• WRITTEN REQUEST:
Locate the lines of the listing below that hold "being", then copy each of them.
------ DATA SECTION ------
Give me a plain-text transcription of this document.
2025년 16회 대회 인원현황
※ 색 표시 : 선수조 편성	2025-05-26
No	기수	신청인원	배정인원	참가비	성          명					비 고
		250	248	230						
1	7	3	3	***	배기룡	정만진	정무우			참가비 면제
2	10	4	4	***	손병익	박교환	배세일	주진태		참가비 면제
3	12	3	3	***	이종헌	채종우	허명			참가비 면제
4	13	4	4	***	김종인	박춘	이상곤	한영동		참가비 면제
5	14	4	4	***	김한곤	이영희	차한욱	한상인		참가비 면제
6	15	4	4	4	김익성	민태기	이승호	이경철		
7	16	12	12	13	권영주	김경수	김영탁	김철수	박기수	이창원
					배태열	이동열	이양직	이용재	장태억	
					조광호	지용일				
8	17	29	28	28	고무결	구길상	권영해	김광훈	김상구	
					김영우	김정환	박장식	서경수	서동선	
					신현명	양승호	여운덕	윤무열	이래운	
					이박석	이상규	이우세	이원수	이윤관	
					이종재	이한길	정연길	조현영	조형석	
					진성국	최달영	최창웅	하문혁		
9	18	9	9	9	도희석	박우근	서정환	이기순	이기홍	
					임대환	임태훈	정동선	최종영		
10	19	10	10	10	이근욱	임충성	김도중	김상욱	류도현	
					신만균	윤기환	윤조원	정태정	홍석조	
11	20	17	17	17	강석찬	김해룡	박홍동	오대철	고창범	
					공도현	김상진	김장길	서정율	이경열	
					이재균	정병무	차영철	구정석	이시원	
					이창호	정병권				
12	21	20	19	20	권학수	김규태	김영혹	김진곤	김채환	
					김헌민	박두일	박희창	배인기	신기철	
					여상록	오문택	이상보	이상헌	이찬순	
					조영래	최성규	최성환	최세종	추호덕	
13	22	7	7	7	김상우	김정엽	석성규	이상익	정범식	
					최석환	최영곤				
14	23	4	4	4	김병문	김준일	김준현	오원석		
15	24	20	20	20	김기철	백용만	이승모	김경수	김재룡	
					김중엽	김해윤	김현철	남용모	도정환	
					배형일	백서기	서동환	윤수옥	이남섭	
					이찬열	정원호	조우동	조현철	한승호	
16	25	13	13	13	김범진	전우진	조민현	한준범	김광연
------
------ DATA SECTION ------
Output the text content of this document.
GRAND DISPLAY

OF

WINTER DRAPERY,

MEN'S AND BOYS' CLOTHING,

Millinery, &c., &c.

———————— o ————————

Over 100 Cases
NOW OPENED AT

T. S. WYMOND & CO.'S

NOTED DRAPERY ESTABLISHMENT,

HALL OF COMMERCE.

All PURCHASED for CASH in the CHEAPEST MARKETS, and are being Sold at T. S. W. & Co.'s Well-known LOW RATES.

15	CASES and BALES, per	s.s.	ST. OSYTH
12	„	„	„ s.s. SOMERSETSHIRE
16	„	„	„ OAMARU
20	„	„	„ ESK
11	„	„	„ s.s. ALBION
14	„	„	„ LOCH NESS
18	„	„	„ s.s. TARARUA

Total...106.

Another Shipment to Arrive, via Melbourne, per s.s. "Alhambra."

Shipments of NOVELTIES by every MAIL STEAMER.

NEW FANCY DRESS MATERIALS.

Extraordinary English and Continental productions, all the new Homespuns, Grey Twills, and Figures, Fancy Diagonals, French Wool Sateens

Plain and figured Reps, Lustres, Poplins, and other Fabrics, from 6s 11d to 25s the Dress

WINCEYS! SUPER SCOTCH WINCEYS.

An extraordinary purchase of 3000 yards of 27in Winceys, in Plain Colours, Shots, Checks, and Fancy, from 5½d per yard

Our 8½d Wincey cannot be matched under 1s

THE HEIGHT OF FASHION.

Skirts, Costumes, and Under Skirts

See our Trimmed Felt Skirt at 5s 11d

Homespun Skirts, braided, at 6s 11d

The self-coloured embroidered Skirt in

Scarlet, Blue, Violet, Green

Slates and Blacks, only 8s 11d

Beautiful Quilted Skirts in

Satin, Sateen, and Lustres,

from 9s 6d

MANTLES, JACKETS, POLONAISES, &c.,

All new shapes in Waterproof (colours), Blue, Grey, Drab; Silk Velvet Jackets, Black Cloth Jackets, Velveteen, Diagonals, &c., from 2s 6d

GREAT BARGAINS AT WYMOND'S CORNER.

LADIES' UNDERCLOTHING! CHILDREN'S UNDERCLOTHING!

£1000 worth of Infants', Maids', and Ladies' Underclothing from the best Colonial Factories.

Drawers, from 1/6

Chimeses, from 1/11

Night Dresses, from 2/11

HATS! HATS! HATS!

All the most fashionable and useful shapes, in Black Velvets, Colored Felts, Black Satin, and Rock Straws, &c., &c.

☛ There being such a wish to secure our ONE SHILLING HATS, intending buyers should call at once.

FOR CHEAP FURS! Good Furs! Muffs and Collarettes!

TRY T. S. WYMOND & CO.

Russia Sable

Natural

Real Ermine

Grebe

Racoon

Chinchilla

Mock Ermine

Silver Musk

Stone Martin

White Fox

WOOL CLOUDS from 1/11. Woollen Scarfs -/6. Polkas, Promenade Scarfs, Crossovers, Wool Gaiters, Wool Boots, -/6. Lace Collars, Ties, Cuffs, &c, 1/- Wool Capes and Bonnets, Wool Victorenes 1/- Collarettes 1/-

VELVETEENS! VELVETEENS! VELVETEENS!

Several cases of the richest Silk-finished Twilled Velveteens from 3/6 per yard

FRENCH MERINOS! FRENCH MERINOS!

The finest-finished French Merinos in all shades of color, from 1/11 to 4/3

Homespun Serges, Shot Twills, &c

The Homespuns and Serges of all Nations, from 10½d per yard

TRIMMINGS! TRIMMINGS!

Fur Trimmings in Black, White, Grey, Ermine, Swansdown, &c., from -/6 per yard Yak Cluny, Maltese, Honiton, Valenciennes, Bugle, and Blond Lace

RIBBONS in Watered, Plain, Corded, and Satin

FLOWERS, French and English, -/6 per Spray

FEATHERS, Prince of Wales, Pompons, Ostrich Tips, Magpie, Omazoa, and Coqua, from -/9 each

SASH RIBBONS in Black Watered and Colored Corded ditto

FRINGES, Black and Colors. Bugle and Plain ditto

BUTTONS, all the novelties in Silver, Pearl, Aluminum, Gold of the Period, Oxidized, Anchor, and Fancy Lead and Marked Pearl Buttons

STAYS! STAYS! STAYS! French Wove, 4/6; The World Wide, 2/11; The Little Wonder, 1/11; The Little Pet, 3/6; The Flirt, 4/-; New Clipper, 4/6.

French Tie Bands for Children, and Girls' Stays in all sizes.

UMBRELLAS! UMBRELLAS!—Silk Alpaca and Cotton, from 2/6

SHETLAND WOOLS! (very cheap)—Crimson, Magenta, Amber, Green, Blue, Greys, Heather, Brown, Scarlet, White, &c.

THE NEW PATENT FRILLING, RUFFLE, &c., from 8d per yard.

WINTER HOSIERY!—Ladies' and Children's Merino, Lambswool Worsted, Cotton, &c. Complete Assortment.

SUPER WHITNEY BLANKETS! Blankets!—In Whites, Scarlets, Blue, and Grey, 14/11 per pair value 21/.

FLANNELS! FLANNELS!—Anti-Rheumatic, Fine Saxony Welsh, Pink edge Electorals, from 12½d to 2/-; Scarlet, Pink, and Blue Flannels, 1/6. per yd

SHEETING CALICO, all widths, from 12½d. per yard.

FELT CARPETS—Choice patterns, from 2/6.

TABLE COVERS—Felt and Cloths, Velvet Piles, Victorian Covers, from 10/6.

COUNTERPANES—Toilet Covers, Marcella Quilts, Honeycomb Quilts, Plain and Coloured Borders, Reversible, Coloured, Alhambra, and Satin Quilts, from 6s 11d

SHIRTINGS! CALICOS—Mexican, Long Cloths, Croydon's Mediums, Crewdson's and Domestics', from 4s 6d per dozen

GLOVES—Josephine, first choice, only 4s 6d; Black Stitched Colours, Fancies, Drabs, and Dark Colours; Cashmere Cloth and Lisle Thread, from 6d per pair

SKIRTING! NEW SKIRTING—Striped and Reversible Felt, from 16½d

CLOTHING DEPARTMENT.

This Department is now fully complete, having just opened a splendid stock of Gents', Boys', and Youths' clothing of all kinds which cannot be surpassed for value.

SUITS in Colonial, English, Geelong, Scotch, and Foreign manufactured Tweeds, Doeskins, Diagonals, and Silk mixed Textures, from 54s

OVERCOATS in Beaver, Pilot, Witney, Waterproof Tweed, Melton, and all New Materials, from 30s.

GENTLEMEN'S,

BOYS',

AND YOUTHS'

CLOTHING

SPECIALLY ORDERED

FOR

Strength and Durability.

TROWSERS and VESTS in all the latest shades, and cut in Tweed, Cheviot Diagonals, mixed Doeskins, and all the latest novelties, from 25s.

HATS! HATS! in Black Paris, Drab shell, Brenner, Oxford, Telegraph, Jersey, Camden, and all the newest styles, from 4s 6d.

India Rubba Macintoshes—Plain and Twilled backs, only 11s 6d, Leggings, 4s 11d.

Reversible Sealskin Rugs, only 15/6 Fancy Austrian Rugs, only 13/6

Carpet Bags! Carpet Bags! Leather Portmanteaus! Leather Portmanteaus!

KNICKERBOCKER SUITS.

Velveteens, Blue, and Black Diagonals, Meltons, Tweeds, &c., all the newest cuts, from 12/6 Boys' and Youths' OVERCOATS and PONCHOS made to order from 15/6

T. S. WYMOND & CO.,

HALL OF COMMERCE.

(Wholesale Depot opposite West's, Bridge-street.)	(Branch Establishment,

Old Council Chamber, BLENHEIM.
------
• EXERCISE SOLUTION:
All PURCHASED for CASH in the CHEAPEST MARKETS, and are being Sold at T. S. W. & Co.'s Well-known LOW RATES.
☛ There being such a wish to secure our ONE SHILLING HATS, intending buyers should call at once.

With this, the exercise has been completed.